Short exercise
Locate each line holding the string "never" and copy it.

Available records
+-------+

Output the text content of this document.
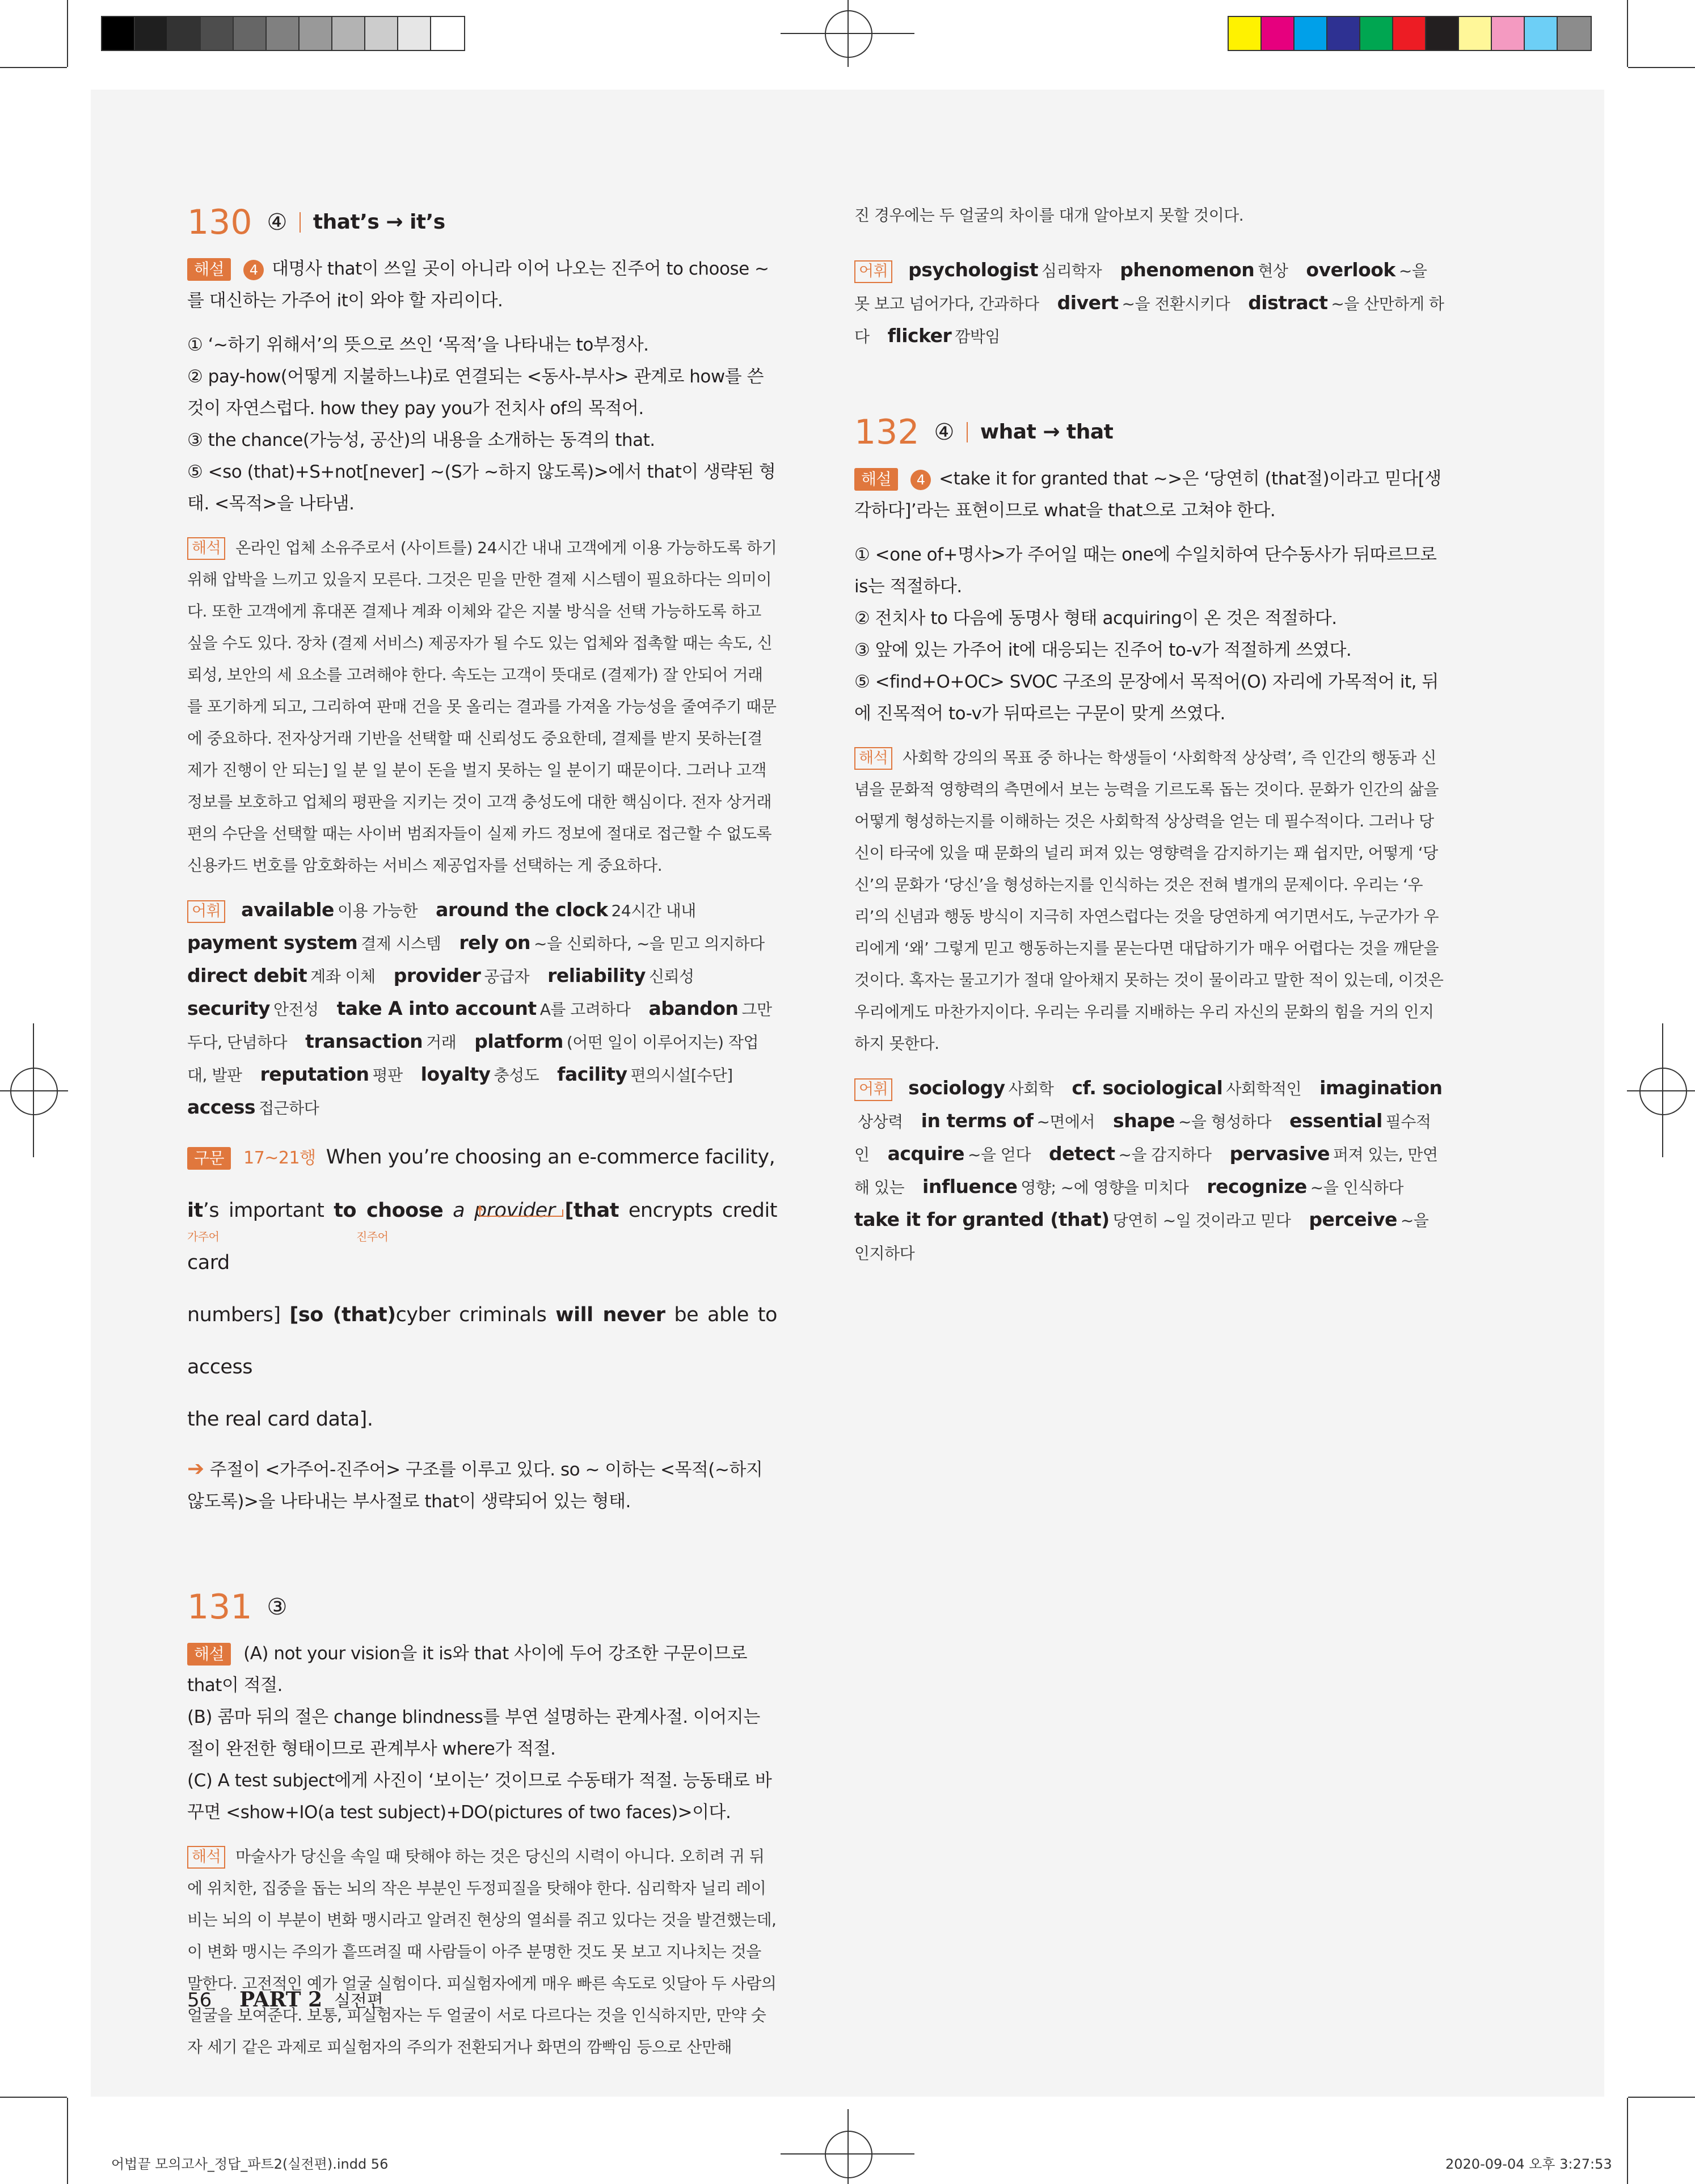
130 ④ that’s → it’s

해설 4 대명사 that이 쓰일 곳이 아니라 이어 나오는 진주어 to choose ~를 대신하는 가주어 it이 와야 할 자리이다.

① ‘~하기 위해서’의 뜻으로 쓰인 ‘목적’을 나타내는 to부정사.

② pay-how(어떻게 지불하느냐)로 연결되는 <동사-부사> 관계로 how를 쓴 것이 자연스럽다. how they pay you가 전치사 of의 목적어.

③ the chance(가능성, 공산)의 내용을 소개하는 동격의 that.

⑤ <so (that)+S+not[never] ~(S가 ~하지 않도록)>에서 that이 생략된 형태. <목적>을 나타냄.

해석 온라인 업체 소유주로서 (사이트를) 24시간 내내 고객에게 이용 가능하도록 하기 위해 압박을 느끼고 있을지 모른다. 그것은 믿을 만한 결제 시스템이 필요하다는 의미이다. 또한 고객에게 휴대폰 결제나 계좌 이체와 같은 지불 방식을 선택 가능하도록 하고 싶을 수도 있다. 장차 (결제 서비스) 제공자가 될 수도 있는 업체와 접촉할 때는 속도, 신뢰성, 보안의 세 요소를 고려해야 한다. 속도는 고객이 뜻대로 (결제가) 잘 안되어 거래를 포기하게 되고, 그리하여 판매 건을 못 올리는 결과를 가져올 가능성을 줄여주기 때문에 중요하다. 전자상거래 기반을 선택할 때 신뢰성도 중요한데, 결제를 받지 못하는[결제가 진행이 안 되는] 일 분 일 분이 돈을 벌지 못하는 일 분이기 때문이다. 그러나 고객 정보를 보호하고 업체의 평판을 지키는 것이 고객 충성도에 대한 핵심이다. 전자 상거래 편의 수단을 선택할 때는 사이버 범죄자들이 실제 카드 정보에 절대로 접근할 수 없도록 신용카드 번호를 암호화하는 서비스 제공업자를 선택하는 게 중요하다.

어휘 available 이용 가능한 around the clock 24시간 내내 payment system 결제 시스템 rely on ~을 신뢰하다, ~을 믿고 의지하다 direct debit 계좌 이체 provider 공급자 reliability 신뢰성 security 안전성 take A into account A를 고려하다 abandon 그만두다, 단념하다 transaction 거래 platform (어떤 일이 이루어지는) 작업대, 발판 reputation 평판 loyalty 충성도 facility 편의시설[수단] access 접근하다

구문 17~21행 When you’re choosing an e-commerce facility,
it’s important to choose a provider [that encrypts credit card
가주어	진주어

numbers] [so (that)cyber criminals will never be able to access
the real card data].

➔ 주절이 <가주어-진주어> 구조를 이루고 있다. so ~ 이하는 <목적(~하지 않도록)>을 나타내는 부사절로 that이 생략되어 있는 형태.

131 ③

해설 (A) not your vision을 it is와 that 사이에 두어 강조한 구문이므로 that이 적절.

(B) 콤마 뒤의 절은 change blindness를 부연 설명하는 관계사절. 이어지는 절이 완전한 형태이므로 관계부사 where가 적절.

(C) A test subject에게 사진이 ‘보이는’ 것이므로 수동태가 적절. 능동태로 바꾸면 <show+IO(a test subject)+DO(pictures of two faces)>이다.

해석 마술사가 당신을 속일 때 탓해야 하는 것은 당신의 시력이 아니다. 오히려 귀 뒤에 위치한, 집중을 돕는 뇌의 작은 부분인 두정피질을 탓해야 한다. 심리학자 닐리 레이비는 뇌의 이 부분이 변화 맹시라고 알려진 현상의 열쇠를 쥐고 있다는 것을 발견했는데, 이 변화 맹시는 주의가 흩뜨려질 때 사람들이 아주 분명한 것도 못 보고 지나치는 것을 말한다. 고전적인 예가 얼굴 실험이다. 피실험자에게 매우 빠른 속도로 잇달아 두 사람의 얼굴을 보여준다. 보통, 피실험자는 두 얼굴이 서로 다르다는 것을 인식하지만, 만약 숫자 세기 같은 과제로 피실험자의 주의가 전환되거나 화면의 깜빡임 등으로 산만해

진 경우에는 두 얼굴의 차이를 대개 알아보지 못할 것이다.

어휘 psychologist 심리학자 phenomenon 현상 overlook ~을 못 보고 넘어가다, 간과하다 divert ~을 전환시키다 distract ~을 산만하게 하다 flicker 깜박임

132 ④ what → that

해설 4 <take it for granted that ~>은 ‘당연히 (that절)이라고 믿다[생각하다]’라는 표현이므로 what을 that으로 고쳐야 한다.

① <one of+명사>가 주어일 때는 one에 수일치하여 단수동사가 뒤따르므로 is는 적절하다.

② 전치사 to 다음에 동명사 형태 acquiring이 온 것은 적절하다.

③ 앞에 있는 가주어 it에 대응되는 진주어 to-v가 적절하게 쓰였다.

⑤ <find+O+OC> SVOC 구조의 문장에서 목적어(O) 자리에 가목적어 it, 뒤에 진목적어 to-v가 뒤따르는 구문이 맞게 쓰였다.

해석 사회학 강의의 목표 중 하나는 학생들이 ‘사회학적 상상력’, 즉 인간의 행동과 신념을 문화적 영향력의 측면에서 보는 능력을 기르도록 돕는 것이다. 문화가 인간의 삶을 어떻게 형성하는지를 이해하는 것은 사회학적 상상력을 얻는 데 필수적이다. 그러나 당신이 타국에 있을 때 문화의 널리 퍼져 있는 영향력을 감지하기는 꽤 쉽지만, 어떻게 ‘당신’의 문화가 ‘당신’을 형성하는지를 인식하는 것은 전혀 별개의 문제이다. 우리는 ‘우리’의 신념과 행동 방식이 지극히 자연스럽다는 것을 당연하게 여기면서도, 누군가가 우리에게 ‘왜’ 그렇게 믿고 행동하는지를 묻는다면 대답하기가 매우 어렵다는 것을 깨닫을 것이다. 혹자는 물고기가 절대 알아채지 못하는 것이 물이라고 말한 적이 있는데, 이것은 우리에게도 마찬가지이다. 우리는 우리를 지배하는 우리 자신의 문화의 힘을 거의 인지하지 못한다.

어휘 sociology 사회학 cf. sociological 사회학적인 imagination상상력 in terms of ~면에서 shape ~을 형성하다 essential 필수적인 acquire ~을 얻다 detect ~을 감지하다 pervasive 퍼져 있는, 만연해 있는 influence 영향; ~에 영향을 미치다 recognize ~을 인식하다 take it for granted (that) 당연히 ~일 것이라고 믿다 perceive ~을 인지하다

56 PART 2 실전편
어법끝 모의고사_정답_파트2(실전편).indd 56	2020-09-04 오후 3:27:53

+-------+

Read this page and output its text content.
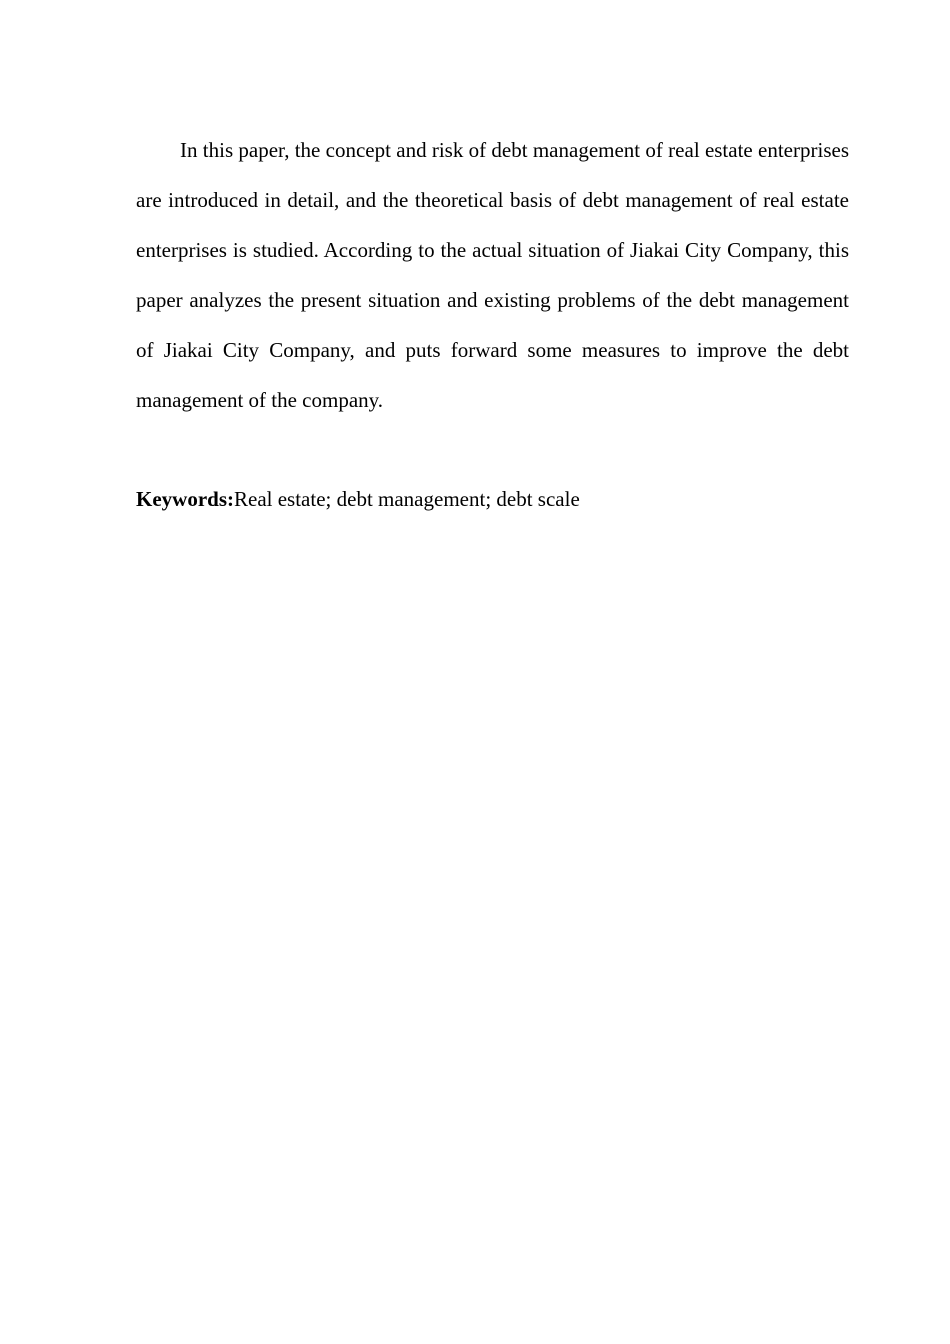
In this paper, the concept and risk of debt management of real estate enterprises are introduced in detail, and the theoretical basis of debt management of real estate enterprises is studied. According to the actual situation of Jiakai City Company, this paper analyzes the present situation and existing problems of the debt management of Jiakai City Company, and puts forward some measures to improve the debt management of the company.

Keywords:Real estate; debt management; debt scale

+-------+

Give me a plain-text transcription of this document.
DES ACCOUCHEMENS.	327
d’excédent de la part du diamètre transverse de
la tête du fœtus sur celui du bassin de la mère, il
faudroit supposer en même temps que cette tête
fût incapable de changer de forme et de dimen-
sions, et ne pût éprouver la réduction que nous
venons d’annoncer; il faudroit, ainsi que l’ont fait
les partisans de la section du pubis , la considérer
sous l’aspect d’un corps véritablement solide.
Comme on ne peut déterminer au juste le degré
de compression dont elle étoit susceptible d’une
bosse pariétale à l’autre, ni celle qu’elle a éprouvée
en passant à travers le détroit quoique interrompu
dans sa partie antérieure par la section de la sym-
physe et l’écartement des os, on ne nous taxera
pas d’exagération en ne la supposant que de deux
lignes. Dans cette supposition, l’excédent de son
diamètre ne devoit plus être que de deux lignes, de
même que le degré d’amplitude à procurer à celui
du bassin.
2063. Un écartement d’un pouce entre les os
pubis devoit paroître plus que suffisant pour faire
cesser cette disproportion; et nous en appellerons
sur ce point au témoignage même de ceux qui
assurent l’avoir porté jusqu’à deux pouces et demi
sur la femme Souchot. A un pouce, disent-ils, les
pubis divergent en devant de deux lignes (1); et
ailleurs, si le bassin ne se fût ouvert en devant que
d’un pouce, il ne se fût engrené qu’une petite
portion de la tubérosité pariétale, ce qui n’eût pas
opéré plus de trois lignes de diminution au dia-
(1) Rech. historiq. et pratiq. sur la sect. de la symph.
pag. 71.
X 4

+-------+

Task answer
⑤ <so (that)+S+not[never] ~(S가 ~하지 않도록)>에서 that이 생략된 형태. <목적>을 나타냄.
numbers] [so (that)cyber criminals will never be able to access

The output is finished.